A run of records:
--------
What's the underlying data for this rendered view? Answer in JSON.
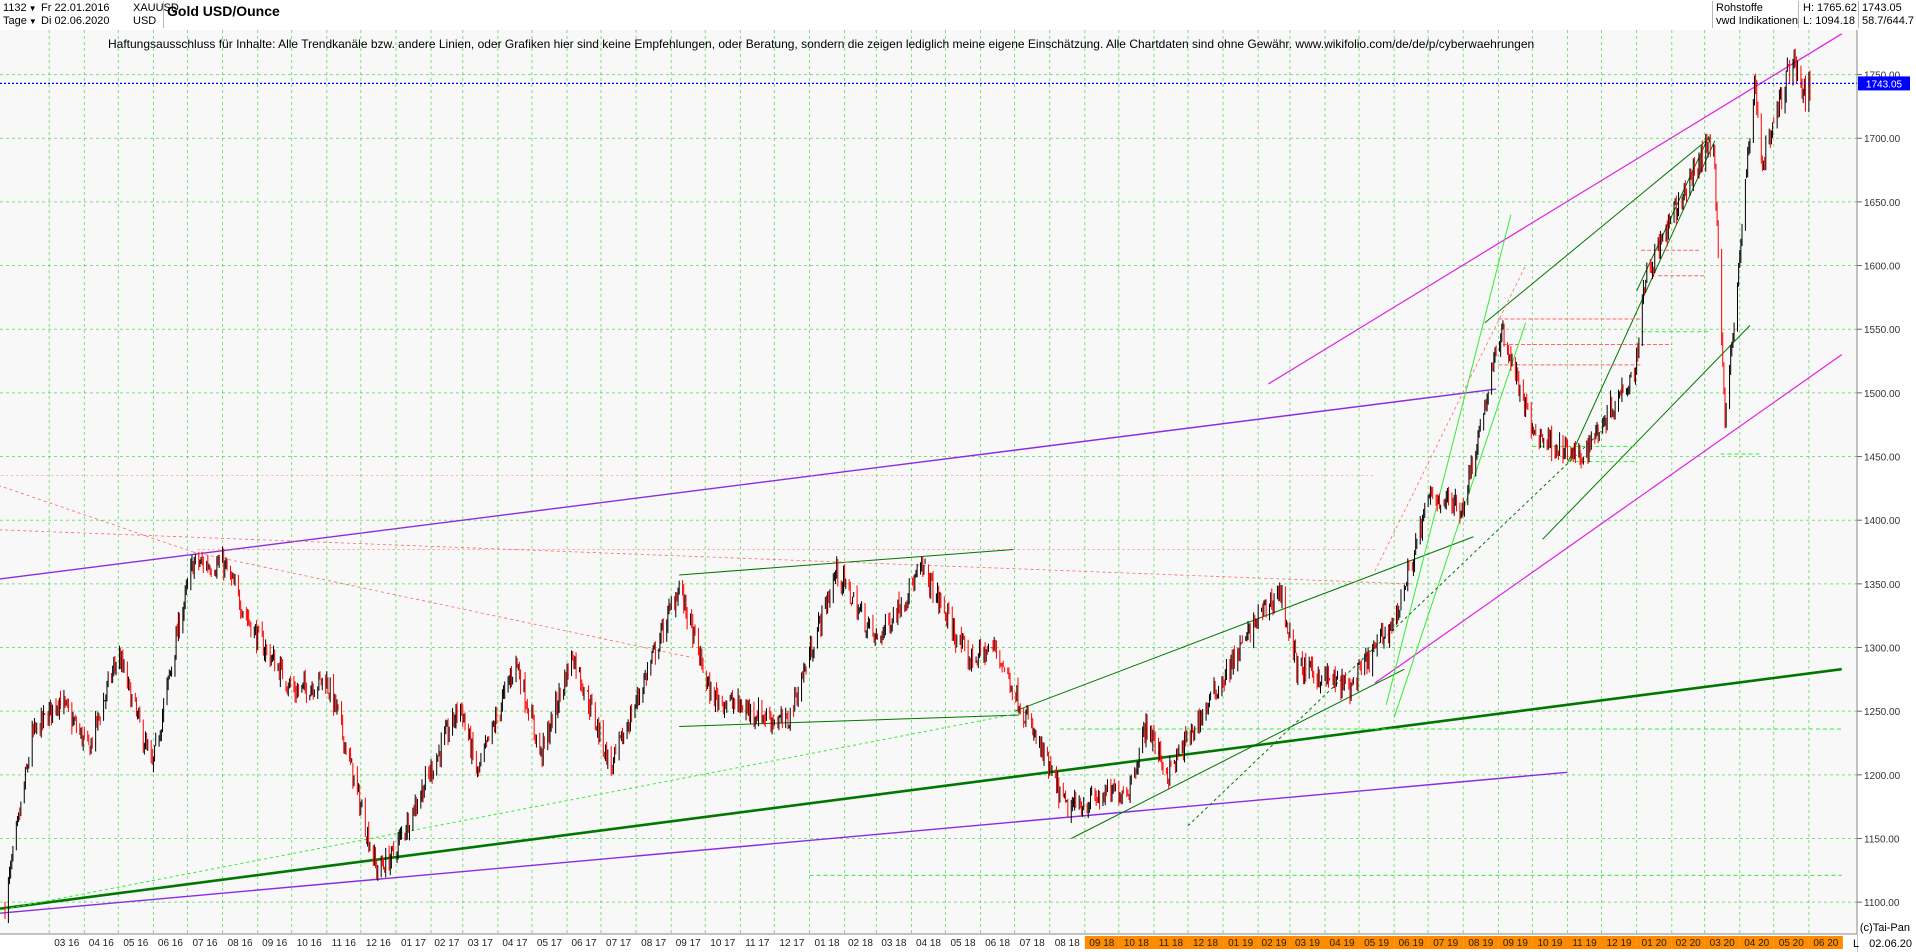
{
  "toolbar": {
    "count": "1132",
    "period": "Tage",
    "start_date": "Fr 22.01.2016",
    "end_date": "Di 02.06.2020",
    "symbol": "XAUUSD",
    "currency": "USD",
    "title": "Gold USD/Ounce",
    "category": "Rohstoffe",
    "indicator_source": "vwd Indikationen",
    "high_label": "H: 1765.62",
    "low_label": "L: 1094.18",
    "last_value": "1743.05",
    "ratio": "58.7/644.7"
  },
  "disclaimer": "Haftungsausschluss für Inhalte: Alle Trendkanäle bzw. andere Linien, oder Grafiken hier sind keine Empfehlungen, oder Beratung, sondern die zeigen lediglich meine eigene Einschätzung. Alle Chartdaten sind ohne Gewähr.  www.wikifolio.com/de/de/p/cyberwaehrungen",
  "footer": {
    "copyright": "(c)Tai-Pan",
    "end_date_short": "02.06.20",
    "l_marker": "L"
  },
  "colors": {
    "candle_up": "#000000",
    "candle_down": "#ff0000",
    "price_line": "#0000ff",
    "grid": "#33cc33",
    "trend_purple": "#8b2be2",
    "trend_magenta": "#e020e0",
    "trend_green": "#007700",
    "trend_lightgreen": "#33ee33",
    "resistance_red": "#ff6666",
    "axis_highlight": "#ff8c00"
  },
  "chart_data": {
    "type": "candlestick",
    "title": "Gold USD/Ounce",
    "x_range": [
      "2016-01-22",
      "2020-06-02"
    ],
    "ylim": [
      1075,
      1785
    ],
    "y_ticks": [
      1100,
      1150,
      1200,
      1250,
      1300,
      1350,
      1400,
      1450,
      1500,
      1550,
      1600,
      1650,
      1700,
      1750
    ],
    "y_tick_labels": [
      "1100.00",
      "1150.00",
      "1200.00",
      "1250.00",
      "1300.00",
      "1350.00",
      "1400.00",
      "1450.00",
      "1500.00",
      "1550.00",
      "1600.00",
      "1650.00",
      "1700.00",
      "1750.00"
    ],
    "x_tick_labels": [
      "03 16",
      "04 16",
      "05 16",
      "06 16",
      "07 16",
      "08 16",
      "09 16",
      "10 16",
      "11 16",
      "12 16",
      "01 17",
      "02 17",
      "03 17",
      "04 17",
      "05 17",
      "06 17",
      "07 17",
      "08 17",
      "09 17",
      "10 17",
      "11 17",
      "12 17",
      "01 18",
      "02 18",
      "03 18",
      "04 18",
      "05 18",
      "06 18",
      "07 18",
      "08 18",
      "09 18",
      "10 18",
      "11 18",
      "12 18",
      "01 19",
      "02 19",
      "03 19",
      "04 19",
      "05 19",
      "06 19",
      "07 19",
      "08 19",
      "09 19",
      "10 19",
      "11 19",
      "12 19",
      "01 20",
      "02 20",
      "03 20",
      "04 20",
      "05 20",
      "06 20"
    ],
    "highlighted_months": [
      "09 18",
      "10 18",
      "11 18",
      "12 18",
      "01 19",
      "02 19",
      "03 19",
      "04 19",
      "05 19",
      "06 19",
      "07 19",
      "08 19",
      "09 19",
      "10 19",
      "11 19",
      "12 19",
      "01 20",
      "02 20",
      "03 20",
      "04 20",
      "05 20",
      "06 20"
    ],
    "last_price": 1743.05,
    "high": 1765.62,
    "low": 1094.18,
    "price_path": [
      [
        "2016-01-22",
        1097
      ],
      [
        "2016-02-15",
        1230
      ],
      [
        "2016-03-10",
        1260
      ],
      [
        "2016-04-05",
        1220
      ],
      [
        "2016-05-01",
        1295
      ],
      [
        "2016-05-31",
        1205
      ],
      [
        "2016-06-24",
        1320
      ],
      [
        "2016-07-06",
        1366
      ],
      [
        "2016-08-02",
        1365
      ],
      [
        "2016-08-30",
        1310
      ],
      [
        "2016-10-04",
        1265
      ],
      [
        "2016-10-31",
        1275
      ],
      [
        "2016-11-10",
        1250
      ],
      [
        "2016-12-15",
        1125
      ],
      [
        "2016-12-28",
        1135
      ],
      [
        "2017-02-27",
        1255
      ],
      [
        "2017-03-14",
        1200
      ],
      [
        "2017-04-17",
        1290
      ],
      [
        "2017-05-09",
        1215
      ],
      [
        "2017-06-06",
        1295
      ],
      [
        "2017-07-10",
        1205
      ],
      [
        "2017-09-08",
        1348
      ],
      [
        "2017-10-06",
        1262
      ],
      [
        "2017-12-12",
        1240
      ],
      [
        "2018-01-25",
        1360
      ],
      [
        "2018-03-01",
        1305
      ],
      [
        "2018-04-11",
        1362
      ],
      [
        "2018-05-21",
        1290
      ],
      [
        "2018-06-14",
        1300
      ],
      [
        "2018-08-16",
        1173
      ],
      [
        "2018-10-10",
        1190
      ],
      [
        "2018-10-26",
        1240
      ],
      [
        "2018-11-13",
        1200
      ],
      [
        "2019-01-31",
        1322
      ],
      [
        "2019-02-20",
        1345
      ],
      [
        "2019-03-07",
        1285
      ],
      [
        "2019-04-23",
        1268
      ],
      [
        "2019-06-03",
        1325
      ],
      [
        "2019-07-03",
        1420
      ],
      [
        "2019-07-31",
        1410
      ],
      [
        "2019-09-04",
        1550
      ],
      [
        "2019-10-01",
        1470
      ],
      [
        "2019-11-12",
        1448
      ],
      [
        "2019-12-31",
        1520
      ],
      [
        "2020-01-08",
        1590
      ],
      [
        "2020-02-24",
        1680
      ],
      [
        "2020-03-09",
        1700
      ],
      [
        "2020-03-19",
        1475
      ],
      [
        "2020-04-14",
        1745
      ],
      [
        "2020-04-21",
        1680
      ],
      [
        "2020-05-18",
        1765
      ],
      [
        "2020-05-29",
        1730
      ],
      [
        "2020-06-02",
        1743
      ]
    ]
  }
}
--------
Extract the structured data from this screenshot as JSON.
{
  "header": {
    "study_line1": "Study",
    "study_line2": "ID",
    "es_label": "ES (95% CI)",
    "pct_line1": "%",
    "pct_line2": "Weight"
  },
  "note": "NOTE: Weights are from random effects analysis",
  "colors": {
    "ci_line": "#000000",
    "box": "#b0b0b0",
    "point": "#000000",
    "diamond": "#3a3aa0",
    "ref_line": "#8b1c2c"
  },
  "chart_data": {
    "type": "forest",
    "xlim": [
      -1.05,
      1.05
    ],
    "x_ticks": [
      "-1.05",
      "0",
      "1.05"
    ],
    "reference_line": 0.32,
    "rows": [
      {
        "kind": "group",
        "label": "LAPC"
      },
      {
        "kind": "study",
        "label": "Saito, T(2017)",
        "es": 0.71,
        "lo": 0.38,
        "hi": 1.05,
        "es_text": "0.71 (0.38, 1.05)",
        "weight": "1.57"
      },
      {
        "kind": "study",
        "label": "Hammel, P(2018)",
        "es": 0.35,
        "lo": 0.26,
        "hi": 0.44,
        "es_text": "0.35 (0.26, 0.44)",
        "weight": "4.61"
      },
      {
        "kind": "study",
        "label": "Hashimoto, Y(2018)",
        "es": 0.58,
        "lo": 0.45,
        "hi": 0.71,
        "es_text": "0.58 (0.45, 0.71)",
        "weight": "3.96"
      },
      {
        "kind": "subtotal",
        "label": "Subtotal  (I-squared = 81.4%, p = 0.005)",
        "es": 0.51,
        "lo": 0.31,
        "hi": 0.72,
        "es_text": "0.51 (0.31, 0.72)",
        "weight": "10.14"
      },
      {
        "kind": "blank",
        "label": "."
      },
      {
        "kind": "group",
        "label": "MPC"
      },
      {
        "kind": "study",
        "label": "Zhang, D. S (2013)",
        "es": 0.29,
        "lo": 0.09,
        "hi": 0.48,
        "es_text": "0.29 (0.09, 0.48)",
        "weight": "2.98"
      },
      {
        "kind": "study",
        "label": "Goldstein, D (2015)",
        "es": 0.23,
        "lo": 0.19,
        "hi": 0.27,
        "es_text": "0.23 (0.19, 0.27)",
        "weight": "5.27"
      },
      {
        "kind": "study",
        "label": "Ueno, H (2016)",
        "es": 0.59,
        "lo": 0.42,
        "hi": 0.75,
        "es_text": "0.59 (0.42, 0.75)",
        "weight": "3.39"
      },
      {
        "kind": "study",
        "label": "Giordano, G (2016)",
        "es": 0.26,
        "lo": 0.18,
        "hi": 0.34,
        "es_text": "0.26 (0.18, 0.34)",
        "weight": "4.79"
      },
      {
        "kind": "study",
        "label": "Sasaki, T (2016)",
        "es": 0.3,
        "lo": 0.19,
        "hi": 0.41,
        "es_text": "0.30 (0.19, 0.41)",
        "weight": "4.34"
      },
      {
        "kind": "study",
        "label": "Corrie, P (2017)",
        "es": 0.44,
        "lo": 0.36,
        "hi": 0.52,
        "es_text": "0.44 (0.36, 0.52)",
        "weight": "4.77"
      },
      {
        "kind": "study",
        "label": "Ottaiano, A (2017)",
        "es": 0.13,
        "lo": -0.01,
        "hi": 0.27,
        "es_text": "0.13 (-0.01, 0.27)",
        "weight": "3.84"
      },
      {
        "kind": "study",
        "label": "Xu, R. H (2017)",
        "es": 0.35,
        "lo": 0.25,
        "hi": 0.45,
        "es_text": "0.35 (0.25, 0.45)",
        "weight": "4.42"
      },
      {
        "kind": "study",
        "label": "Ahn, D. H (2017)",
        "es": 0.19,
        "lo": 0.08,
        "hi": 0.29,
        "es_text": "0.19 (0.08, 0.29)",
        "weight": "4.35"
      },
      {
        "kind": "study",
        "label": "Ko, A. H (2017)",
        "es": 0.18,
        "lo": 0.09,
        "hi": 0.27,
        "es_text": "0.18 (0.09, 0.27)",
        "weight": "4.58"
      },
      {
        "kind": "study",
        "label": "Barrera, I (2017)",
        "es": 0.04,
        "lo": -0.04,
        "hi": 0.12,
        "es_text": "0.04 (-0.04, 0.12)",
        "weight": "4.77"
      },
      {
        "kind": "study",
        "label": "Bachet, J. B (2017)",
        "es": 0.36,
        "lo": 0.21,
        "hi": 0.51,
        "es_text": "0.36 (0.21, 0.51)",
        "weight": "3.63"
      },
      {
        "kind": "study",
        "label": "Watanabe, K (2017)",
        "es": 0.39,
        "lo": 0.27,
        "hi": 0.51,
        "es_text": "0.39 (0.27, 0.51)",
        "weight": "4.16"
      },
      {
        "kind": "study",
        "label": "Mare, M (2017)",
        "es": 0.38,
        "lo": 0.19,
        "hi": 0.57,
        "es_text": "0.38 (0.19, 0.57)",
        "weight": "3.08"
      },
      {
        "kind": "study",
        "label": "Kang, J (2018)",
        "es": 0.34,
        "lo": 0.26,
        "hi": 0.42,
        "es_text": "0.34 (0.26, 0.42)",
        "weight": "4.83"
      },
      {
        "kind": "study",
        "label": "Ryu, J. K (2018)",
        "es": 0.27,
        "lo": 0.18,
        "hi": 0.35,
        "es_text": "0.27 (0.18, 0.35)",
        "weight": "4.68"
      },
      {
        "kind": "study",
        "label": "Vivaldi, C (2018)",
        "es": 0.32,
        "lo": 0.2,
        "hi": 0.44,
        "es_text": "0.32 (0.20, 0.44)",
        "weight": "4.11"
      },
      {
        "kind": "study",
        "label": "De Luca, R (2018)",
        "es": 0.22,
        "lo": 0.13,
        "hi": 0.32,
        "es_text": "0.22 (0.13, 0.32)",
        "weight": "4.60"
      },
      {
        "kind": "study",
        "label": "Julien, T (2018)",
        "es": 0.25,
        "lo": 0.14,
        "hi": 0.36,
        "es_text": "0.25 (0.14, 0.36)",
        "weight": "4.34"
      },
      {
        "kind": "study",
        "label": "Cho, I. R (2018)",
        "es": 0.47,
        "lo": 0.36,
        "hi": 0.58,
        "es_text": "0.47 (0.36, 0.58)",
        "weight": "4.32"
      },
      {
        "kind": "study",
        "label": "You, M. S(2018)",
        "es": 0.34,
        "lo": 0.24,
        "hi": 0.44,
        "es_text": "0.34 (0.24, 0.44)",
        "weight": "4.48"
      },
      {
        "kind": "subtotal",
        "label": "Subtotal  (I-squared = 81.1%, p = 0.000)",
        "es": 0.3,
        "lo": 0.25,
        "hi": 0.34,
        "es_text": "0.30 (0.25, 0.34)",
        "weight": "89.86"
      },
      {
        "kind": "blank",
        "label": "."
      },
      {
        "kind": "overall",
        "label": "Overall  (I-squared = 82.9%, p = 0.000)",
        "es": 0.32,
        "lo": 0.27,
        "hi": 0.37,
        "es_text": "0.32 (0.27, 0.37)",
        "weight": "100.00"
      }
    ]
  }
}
--------
Short task:
Reply with the number of lines in the material above that contain "from", and nothing more.

Final result:
2